** SÉRIE DE TÂCHES **
1 – Modifiez le texte fourni dans le passage qui va de « En fond d’image, on » jusqu'à « format de 2.15litres. » : remplacez « paquet » par « sachet », puis recopiez ce passage.
2 – Dans le récit du repas de l'araignée, qu'est-ce qui sert d'arène ?
3 – Prolongez le récit du repas de l'araignée géante en reprenant juste après sa dernière phrase.

** TEXTE FOURNI **
En el medio de una cierta memorable noche de amistad de febrero, agrego a la reunión (a las 6:30 de la mañana) un espectáculo tan interesante que instructivo, dando de comer a una de mis arañas gigantes encontradas en la casa, con las aventuras del Rojo en fondo.
Au milieu d’une certaine mémorable nuit d’amitié de février, je ponctue la réunion (à 6h30 du matin) d’un spectacle aussi intéressant qu’instructif, en nourrissant une de mes araignées géantes capturées dans la maison, avec en fond les aventures du Rojo.
En fond d’image, on voit un paquet de la marque de sel (de dit « sal ») que j’achète : « colosal ». Pour les proportions, sachez que l’arène est une bouteille plastique grand format de 2.15litres.

** DONNÉES EXTRAITES **

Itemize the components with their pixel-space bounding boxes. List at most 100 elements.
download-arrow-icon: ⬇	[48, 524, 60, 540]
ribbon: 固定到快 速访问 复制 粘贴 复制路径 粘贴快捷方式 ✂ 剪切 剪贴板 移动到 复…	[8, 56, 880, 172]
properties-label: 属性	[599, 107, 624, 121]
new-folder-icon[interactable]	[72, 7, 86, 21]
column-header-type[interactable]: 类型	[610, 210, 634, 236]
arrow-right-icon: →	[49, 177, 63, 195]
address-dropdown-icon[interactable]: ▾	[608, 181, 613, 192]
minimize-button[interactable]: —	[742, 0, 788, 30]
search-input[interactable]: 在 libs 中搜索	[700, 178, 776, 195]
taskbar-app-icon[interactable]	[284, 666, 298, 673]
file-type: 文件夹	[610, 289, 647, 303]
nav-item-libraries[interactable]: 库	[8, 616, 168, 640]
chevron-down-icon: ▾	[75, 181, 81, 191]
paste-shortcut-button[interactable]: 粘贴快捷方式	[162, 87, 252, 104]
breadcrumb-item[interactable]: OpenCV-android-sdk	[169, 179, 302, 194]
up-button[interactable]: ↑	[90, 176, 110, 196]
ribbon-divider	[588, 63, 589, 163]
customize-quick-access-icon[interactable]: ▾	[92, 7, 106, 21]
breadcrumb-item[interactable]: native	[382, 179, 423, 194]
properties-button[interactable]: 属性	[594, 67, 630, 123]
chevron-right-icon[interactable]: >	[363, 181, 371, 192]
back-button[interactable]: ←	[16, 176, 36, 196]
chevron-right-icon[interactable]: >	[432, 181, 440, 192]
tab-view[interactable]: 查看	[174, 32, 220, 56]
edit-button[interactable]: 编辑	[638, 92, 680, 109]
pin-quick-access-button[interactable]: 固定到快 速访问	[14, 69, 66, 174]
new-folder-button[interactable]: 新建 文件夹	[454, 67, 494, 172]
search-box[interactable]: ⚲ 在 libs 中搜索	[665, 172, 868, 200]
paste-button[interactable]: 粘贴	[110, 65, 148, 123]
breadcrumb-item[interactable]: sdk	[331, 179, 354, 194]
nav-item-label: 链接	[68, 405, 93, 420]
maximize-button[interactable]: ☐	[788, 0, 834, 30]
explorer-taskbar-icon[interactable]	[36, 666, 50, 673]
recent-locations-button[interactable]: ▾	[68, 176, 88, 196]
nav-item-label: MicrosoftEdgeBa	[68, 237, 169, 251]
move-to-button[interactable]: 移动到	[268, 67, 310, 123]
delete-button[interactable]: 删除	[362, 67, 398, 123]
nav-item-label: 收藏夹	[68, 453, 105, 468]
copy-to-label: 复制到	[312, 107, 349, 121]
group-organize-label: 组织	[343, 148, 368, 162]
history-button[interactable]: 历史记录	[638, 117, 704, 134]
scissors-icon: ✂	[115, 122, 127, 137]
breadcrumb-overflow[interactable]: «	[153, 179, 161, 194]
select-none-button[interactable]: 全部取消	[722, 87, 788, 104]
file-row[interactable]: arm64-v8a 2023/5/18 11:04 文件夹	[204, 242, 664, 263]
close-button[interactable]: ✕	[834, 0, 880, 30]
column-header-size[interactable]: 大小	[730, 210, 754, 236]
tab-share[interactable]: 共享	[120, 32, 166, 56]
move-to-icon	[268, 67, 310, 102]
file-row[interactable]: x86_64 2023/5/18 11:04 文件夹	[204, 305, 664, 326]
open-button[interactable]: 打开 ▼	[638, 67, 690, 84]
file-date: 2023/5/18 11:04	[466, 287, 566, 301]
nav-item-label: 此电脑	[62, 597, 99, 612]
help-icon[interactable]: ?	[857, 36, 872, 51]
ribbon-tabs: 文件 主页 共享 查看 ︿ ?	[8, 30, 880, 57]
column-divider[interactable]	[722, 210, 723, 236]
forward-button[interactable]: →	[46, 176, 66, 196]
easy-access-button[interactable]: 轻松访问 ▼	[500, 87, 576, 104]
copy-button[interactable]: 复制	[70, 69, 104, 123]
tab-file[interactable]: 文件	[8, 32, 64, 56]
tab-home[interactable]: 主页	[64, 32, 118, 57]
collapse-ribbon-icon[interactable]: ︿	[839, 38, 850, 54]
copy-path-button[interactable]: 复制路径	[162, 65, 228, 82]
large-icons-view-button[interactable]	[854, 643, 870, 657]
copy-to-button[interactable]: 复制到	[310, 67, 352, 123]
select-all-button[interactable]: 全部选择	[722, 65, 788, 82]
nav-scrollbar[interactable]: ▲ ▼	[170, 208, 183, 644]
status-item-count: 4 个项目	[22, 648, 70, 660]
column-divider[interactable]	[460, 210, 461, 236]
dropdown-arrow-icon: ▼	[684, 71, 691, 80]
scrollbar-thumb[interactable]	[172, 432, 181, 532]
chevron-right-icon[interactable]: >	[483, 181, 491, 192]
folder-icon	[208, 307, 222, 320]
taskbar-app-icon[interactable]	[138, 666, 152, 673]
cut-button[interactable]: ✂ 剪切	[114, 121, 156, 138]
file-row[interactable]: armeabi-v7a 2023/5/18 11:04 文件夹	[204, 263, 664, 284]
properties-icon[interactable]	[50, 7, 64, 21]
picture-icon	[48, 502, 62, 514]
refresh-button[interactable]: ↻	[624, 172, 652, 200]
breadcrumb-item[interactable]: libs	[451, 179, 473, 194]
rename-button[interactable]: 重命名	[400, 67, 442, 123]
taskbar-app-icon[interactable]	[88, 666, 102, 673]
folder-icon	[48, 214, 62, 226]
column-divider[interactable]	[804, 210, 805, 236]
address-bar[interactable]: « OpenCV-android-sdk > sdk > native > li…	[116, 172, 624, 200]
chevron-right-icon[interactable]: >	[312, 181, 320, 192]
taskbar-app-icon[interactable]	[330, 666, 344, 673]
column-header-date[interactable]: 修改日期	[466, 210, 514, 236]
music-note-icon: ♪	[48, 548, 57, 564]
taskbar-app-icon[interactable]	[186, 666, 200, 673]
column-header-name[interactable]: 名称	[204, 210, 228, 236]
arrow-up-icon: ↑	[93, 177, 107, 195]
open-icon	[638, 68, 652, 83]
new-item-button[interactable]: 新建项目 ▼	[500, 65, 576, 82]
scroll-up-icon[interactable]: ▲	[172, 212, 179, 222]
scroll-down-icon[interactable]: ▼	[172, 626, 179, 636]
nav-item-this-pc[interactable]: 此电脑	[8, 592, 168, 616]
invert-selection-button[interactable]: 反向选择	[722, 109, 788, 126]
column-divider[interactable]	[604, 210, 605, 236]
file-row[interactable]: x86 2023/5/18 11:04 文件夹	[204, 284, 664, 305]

** RÉPONSES **
1 –
En fond d’image, on voit un sachet de la marque de sel (de dit « sal ») que j’achète : « colosal ». Pour les proportions, sachez que l’arène est une bouteille plastique grand format de 2.15litres.

2 – Une bouteille plastique grand format de 2,15 litres.

3 –
En fond de son, Rojo parle d’un de ses amis qui a viré bigot. Rojo raconte que le « jour de l’ami » (en effet il y a des jours de tout en argentine, notamment chaque profession a son jour, effectivement fêté), son ami Jimmy l’invite à aller écouter un pasteur. Celui-ci qui parle à un moment de la musique d’un certain groupe (que je ne connais pas) comme « musique du diable ». Rojo nous dit son étonnement sur le moment, qu’il exprima par un regard à son ami, un regard qui signifiait ce juron bien typique qu’il lance à la fin : «la concha de tu hermana !» (littéralement « la chatte à ta sœur »).
Si l’on écoute attentivement le discours du Rojo, même sans tout comprendre, on devinera peut-être dans l’intonation l’art de conter du porteño, qui font de ces rencontres l’un de mes grands petits plaisirs.